Required tasks
1. In the article, what sum did the Wall Street Journal report on January 12 that Trump had arranged to pay Stormy Daniels?
2. Reproduce verbatim the stretch of the article that opens with the words containing "And in a statement" and closes with "make the payments.".
--- Begin Provided passage ---
It's been quite a news week, even by recent standards.

The U.S. is potentially hours away from a partial government shutdown. The debate rages on over the president's reported comments about not wanting to accept immigrants from "s**thole countries." "Girtherism" has erupted over the president's latest height and weight measurements. Officials are scrambling to figure out how to avoid another false ballistic missile alarm, like the one residents of Hawaii suffered last weekend.

Also, the Wall Street Journal reported that Donald Trump's personal lawyer at one point paid off a pornographic actress to keep quiet about her alleged affair with Trump.

The affair between Trump and actress Stormy Daniels is reported to have taken place in 2006. At that time, Trump had been married for a year and a half to Melania Trump, now the first lady, and their son Barron was four months old. In statements to the Wall Street Journal, both Trump and Daniels denied an affair.

Startlingly, we are in such a news cycle that it's possible to have ignored a story about the president of the United States' alleged affair with an adult film star. If you missed it, here's a rundown of who reported what, what allegedly happened and how people are responding to the whole thing.

The basics

The story that Daniels and Trump had an affair was in fact already public before the 2016 election. In a November 4, 2016, piece, the Wall Street Journal wrote that the National Enquirer (whose parent company is headed by Trump friend David Pecker) paid $150,000 to former Playboy model Karen McDougal for her story about an affair with Trump...then killed the story, keeping it quiet.

That story also reported that Daniels had been considering going on ABC's Good Morning America to talk about her alleged affair, and that the Trump campaign also denied the affair. But the Stormy Daniels story gained new life on January 12 of this year, when the Wall Street Journal reported that Trump had arranged to pay Daniels $130,000 to keep quiet about a 2006 sexual encounter between them.

In that story, both the president and Daniels denied that the encounter took place.

"President Trump once again vehemently denies any such occurrence as has Ms. Daniels," Trump lawyer Michael Cohen told the Journal.

And in a statement also supplied to the Journal by Cohen, Daniels denied both the affair and receiving any payment.

"Rumors that I have received hush money from Donald Trump are completely false," she told the Journal via Cohen.

However, celebrity magazine In Touch soon threw those denials into question, publishing a nearly-5,200-word, never-before-published 2011 interview with Daniels describing several occasions on which she met or spoke by phone with Trump, including a sexual encounter.

On January 18, the Journal followed up with a story about how the Trump team hid the payments, setting up Essential Consultants, LLC in Delaware on October 17, 2016, to make the payments.

Since the Journal first ran with the story about the $130,000 payment, multiple other outlets, including Slate, Fox News and the Daily Beast have revealed that they had started reporting on the story before the 2016 election.

However, each outlet had a reason why the story did not run — Slate's Jacob Weisberg wrote this week that Daniels had stopped responding to him "about a week before the election," and that he couldn't confirm that she had been paid for her silence. The Daily Beast likewise wrote that Daniels backed out of a potential interview five days before the election. And Ken LaCorte, who had headed up Fox News' digital operation at the time, wrote this week that he thought his organization's story didn't have enough evidence to be publishable.

"In the end, it was an easy decision, and no legitimate news organization would have published what we had," he wrote at LaCorte News.

Who is Stormy Daniels?
--- End Provided passage ---
--- Begin Supplied data ---
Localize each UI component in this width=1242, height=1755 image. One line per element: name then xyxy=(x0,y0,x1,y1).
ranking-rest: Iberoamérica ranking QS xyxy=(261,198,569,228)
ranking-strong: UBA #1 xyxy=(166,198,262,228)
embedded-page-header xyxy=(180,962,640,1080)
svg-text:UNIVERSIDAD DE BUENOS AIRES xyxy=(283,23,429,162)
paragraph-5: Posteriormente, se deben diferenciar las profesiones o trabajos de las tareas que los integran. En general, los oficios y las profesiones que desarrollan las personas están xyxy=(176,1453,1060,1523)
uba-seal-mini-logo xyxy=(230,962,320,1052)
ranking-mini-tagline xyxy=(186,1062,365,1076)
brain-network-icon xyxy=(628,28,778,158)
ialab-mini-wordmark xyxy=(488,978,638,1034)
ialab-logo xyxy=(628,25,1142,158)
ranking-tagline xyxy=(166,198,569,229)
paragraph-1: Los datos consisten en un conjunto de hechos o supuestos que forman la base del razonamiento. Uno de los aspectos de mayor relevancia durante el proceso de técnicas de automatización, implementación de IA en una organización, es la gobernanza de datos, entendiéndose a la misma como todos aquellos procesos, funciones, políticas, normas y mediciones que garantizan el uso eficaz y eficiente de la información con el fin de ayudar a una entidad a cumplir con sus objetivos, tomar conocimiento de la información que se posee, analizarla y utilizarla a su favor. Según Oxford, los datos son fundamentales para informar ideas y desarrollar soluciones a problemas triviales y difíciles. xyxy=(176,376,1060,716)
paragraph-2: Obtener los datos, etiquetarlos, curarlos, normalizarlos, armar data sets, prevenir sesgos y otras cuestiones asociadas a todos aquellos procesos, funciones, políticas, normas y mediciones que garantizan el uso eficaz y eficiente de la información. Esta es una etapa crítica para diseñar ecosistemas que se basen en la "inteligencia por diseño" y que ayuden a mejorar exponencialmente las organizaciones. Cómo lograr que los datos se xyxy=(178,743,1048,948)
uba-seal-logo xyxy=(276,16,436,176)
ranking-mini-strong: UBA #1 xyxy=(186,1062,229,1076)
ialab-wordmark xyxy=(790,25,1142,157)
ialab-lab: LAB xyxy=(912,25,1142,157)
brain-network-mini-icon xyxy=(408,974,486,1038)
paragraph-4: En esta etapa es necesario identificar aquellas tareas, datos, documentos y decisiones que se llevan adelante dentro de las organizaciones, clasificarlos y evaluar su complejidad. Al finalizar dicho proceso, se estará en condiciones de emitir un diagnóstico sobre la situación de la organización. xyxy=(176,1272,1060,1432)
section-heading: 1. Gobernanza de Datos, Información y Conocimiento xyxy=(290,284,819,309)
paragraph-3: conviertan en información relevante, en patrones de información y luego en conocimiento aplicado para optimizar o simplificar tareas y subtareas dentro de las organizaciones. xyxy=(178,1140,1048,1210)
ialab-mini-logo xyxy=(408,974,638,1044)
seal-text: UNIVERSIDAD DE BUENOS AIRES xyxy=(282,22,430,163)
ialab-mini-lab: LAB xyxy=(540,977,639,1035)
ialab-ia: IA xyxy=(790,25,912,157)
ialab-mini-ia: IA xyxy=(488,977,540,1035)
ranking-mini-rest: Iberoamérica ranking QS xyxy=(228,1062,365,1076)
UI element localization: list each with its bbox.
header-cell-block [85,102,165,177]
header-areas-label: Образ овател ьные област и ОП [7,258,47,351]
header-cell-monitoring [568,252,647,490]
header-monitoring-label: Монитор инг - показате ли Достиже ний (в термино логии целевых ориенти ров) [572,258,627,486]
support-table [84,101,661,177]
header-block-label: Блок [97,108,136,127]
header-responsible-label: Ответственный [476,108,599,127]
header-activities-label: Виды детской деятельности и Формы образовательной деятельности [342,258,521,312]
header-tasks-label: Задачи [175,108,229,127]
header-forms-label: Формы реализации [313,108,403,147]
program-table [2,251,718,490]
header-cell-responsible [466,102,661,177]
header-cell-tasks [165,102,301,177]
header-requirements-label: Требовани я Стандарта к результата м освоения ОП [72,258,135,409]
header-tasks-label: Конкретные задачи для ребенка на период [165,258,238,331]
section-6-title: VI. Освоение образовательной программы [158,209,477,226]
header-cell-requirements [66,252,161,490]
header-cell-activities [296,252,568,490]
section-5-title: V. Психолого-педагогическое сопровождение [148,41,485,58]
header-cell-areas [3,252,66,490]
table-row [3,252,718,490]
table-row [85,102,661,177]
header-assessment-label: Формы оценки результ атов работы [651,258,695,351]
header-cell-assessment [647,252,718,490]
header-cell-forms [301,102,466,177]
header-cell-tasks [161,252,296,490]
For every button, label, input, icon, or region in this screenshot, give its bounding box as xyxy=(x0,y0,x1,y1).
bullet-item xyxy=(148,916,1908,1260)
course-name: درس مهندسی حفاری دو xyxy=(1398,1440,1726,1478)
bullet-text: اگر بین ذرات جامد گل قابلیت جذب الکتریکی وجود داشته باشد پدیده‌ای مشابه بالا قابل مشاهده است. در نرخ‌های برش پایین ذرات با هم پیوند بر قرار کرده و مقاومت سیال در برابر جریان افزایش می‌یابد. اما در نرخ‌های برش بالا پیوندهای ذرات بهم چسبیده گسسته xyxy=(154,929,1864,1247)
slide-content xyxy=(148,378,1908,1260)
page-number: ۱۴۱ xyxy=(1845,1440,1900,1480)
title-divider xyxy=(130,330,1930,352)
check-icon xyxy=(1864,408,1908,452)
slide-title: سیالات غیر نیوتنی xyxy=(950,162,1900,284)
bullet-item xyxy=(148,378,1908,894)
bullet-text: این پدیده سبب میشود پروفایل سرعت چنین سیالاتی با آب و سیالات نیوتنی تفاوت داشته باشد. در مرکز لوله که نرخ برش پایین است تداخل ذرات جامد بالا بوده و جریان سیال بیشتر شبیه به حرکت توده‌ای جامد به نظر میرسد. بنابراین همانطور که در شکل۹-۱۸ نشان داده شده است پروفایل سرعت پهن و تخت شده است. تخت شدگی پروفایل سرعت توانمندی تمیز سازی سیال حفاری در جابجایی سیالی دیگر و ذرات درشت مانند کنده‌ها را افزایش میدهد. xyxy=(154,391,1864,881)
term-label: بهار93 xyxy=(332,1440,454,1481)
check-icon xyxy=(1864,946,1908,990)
--- End Supplied data ---
Response list
1. $130,000

2.
And in a statement also supplied to the Journal by Cohen, Daniels denied both the affair and receiving any payment.

"Rumors that I have received hush money from Donald Trump are completely false," she told the Journal via Cohen.

However, celebrity magazine In Touch soon threw those denials into question, publishing a nearly-5,200-word, never-before-published 2011 interview with Daniels describing several occasions on which she met or spoke by phone with Trump, including a sexual encounter.

On January 18, the Journal followed up with a story about how the Trump team hid the payments, setting up Essential Consultants, LLC in Delaware on October 17, 2016, to make the payments.